Short task. Only lines holding the string "объемом" are wanted; copy each one from the material.

★ ★ ★ ★ ★

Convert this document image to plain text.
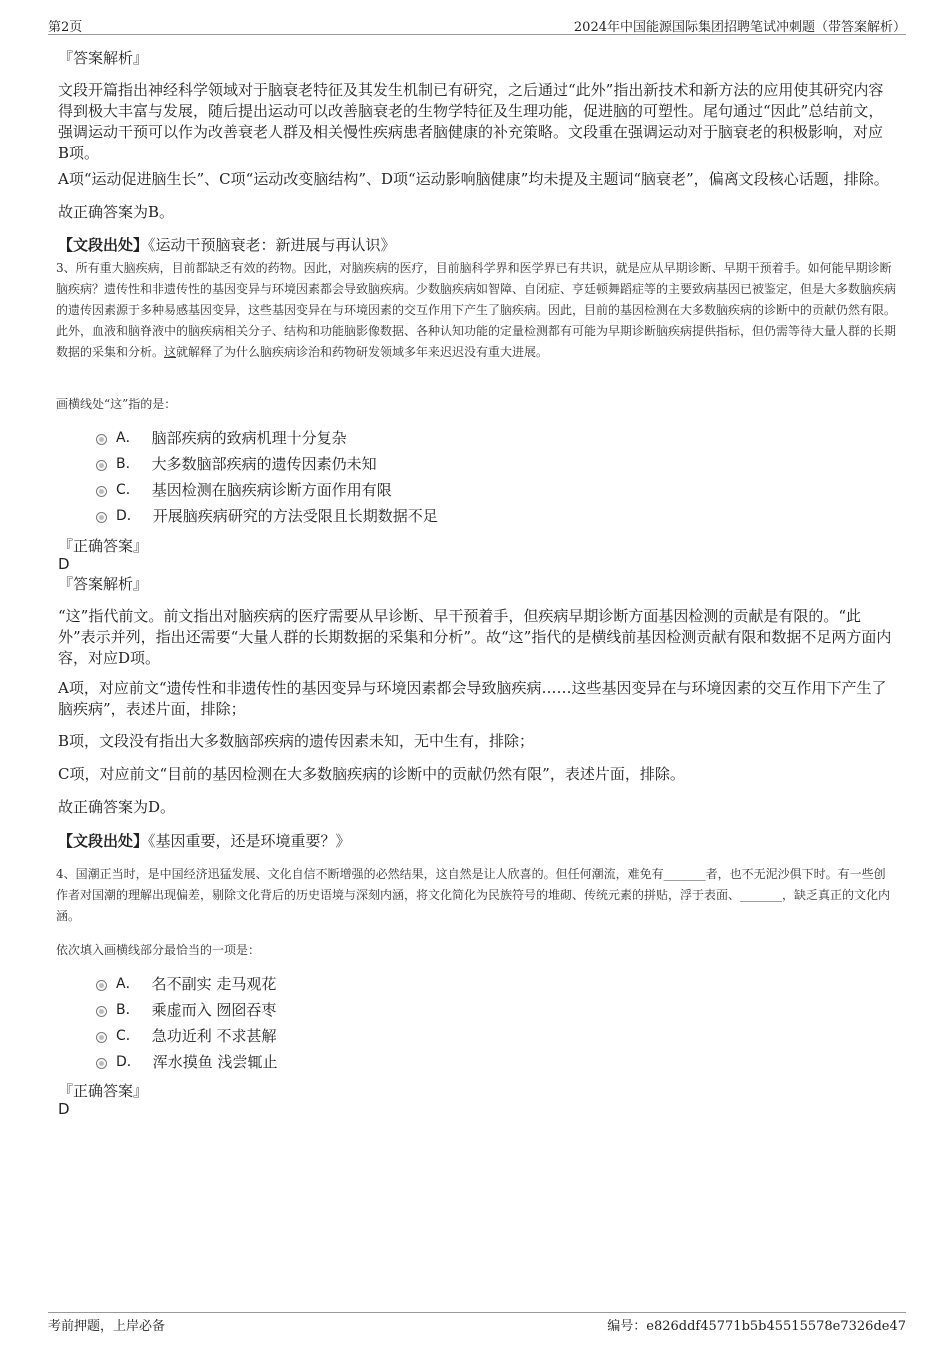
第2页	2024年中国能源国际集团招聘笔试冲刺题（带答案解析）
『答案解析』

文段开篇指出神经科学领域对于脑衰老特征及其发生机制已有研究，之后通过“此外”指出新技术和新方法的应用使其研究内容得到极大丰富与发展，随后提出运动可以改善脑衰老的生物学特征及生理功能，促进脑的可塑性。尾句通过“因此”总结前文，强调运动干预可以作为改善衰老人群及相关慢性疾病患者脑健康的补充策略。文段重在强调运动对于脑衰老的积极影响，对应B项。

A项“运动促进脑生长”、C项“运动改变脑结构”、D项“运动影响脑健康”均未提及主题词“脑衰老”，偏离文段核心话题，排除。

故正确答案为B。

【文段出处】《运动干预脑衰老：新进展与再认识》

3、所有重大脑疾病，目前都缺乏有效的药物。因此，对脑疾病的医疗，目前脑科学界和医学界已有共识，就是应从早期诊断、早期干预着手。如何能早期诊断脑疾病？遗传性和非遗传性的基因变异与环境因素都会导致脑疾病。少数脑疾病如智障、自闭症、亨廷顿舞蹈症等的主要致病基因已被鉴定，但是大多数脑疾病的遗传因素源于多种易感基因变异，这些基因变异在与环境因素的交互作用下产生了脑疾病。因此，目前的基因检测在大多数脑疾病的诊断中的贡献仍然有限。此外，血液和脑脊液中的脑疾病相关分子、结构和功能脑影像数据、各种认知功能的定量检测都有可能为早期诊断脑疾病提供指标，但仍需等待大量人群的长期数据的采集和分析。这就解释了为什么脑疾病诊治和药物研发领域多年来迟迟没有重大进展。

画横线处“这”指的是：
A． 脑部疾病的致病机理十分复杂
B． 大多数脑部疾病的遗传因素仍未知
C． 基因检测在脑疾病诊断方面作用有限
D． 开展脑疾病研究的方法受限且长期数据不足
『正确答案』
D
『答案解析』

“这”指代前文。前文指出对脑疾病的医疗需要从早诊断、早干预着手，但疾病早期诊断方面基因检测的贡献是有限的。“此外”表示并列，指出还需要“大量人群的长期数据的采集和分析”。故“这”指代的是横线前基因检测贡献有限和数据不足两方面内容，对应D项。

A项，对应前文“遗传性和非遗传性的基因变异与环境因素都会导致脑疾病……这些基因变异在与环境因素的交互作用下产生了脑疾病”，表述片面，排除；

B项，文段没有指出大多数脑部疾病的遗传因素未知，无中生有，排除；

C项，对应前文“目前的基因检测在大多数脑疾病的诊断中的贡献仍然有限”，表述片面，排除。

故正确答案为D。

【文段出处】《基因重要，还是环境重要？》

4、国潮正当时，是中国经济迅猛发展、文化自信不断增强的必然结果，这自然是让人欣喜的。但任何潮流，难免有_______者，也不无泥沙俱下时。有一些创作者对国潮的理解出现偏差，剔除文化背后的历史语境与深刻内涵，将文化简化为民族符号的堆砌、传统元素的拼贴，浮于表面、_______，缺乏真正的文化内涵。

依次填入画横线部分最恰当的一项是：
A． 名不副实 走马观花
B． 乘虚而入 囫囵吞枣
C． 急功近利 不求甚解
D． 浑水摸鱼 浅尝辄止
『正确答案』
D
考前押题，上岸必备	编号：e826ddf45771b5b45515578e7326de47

★ ★ ★ ★ ★

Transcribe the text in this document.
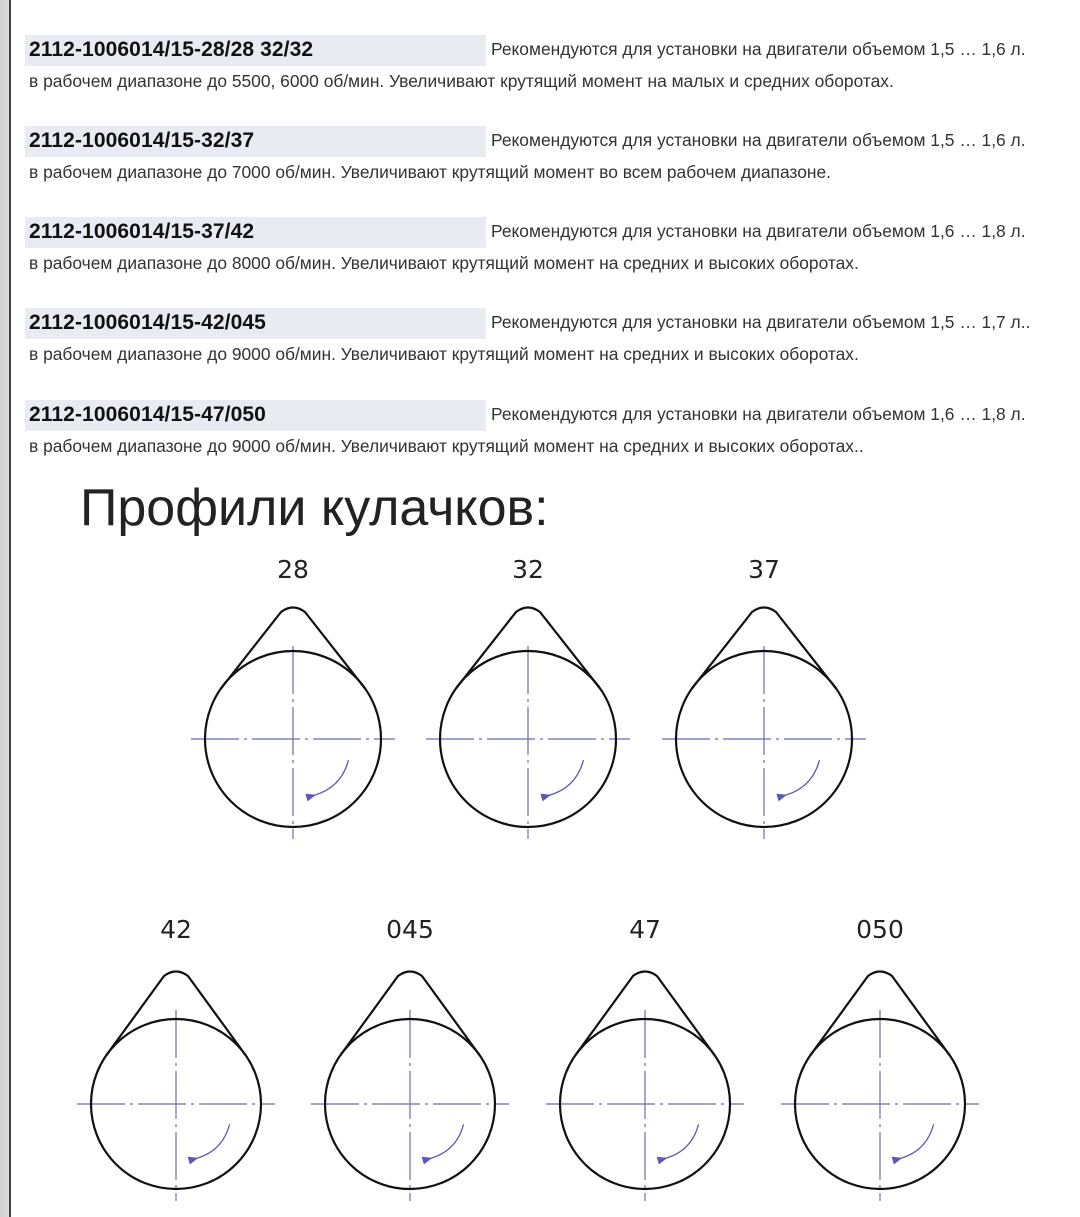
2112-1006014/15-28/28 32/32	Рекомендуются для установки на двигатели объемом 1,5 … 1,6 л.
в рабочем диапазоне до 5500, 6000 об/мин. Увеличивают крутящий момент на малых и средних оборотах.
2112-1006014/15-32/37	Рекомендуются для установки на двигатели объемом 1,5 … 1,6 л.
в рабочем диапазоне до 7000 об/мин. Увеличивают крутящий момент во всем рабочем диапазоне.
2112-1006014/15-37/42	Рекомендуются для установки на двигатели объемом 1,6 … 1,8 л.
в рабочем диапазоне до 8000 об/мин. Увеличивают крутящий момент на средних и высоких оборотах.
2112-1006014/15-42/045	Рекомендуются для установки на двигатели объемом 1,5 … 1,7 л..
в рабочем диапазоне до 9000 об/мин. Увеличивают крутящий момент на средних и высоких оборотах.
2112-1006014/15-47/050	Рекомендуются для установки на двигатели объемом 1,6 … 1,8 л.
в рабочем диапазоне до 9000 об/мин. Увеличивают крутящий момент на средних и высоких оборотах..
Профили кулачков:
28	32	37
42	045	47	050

★ ★ ★ ★ ★

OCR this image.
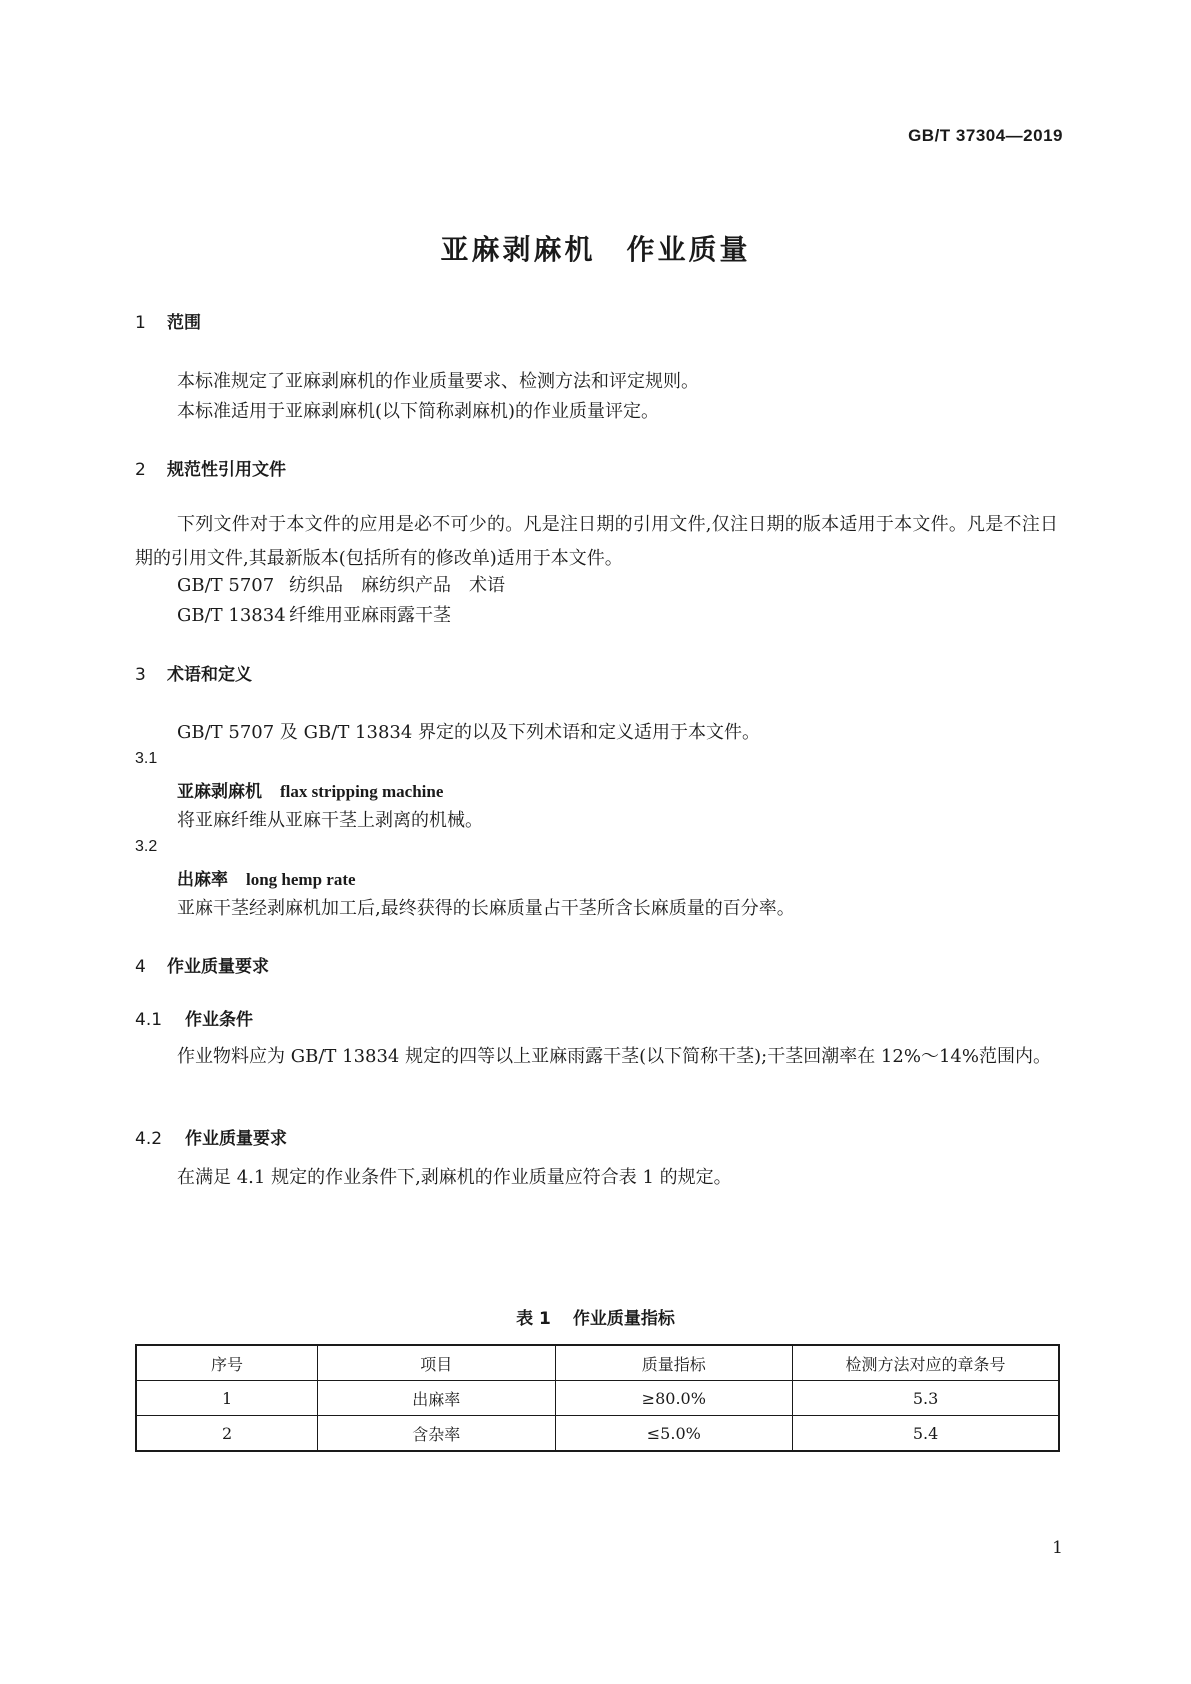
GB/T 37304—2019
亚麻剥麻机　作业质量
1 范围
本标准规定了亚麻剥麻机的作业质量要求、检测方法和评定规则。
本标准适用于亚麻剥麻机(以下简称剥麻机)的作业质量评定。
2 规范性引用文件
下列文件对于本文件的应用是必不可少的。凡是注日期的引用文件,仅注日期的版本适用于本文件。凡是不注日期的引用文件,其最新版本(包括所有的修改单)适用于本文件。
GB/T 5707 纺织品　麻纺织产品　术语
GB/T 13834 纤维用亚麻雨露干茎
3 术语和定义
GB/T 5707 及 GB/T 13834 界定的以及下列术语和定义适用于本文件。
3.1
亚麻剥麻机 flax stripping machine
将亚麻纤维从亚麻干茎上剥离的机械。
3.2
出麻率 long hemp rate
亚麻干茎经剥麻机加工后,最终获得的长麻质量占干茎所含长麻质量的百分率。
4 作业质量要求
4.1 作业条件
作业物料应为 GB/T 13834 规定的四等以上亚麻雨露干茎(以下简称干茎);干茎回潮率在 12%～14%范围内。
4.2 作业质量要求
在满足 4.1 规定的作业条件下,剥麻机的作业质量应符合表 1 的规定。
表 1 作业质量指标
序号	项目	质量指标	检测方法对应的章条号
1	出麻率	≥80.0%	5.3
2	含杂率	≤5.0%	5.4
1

★ ★ ★ ★ ★

Result of the task.
2112-1006014/15-28/28 32/32	Рекомендуются для установки на двигатели объемом 1,5 … 1,6 л.
2112-1006014/15-32/37	Рекомендуются для установки на двигатели объемом 1,5 … 1,6 л.
2112-1006014/15-37/42	Рекомендуются для установки на двигатели объемом 1,6 … 1,8 л.
2112-1006014/15-42/045	Рекомендуются для установки на двигатели объемом 1,5 … 1,7 л..
2112-1006014/15-47/050	Рекомендуются для установки на двигатели объемом 1,6 … 1,8 л.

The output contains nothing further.